- **WRITTEN PROBLEM**
Render each line of the material below as a JSON list of strings, one string per line, with blank lines left out.

**** DATA TO USE

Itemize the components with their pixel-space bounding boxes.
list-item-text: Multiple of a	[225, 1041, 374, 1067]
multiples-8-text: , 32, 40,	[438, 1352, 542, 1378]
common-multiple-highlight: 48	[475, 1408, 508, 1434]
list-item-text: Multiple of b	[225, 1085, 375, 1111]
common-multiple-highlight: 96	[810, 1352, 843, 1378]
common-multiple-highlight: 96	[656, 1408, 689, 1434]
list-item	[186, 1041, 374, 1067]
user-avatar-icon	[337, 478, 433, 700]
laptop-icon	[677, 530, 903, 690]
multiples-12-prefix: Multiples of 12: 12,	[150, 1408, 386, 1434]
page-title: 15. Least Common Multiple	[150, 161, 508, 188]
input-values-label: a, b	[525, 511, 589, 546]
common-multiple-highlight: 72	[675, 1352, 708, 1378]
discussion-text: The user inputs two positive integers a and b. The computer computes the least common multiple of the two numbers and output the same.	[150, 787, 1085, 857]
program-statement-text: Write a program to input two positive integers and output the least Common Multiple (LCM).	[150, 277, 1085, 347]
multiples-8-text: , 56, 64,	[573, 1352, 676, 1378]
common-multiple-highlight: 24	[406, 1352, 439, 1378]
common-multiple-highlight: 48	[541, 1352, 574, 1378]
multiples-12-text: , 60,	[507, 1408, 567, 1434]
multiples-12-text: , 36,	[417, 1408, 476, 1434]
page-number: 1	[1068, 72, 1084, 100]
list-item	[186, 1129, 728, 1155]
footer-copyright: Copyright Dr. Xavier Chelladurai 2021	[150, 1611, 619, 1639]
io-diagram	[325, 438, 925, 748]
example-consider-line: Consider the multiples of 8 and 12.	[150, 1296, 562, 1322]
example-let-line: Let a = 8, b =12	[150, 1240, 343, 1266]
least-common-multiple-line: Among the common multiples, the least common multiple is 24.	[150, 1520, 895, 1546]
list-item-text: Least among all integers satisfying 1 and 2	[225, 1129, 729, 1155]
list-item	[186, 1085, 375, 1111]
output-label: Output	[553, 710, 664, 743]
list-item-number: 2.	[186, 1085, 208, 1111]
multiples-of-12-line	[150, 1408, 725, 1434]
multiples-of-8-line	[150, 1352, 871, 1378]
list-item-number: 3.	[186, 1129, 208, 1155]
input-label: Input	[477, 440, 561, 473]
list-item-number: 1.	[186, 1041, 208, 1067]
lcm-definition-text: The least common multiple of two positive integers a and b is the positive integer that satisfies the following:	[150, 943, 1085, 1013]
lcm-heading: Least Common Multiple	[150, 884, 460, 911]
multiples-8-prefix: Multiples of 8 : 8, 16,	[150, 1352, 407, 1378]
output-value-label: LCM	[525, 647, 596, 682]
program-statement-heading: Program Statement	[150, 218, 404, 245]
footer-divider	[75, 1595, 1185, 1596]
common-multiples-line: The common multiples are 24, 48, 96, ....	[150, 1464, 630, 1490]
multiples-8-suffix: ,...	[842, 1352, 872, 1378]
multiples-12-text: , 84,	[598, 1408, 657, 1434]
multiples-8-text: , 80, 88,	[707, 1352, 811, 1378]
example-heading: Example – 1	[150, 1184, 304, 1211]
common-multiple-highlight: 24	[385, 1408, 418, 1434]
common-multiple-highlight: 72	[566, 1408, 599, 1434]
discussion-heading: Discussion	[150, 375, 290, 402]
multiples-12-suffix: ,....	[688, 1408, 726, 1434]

********

- **EXERCISE ANSWER**
[
  "Itemize the components with their pixel-space bounding boxes.",
  "list-item-text: Multiple of a\t[225, 1041, 374, 1067]",
  "multiples-8-text: , 32, 40,\t[438, 1352, 542, 1378]",
  "common-multiple-highlight: 48\t[475, 1408, 508, 1434]",
  "list-item-text: Multiple of b\t[225, 1085, 375, 1111]",
  "common-multiple-highlight: 96\t[810, 1352, 843, 1378]",
  "common-multiple-highlight: 96\t[656, 1408, 689, 1434]",
  "list-item\t[186, 1041, 374, 1067]",
  "user-avatar-icon\t[337, 478, 433, 700]",
  "laptop-icon\t[677, 530, 903, 690]",
  "multiples-12-prefix: Multiples of 12: 12,\t[150, 1408, 386, 1434]",
  "page-title: 15. Least Common Multiple\t[150, 161, 508, 188]",
  "input-values-label: a, b\t[525, 511, 589, 546]",
  "common-multiple-highlight: 72\t[675, 1352, 708, 1378]",
  "discussion-text: The user inputs two positive integers a and b. The computer computes the least common multiple of the two numbers and output the same.\t[150, 787, 1085, 857]",
  "program-statement-text: Write a program to input two positive integers and output the least Common Multiple (LCM).\t[150, 277, 1085, 347]",
  "multiples-8-text: , 56, 64,\t[573, 1352, 676, 1378]",
  "common-multiple-highlight: 24\t[406, 1352, 439, 1378]",
  "common-multiple-highlight: 48\t[541, 1352, 574, 1378]",
  "multiples-12-text: , 60,\t[507, 1408, 567, 1434]",
  "multiples-12-text: , 36,\t[417, 1408, 476, 1434]",
  "page-number: 1\t[1068, 72, 1084, 100]",
  "list-item\t[186, 1129, 728, 1155]",
  "footer-copyright: Copyright Dr. Xavier Chelladurai 2021\t[150, 1611, 619, 1639]",
  "io-diagram\t[325, 438, 925, 748]",
  "example-consider-line: Consider the multiples of 8 and 12.\t[150, 1296, 562, 1322]",
  "example-let-line: Let a = 8, b =12\t[150, 1240, 343, 1266]",
  "least-common-multiple-line: Among the common multiples, the least common multiple is 24.\t[150, 1520, 895, 1546]",
  "list-item-text: Least among all integers satisfying 1 and 2\t[225, 1129, 729, 1155]",
  "list-item\t[186, 1085, 375, 1111]",
  "output-label: Output\t[553, 710, 664, 743]",
  "list-item-number: 2.\t[186, 1085, 208, 1111]",
  "multiples-of-12-line\t[150, 1408, 725, 1434]",
  "multiples-of-8-line\t[150, 1352, 871, 1378]",
  "list-item-number: 3.\t[186, 1129, 208, 1155]",
  "input-label: Input\t[477, 440, 561, 473]",
  "list-item-number: 1.\t[186, 1041, 208, 1067]",
  "lcm-definition-text: The least common multiple of two positive integers a and b is the positive integer that satisfies the following:\t[150, 943, 1085, 1013]",
  "lcm-heading: Least Common Multiple\t[150, 884, 460, 911]",
  "multiples-8-prefix: Multiples of 8 : 8, 16,\t[150, 1352, 407, 1378]",
  "output-value-label: LCM\t[525, 647, 596, 682]",
  "program-statement-heading: Program Statement\t[150, 218, 404, 245]",
  "footer-divider\t[75, 1595, 1185, 1596]",
  "common-multiples-line: The common multiples are 24, 48, 96, ....\t[150, 1464, 630, 1490]",
  "multiples-8-suffix: ,...\t[842, 1352, 872, 1378]",
  "multiples-12-text: , 84,\t[598, 1408, 657, 1434]",
  "multiples-8-text: , 80, 88,\t[707, 1352, 811, 1378]",
  "example-heading: Example – 1\t[150, 1184, 304, 1211]",
  "common-multiple-highlight: 24\t[385, 1408, 418, 1434]",
  "common-multiple-highlight: 72\t[566, 1408, 599, 1434]",
  "discussion-heading: Discussion\t[150, 375, 290, 402]",
  "multiples-12-suffix: ,....\t[688, 1408, 726, 1434]"
]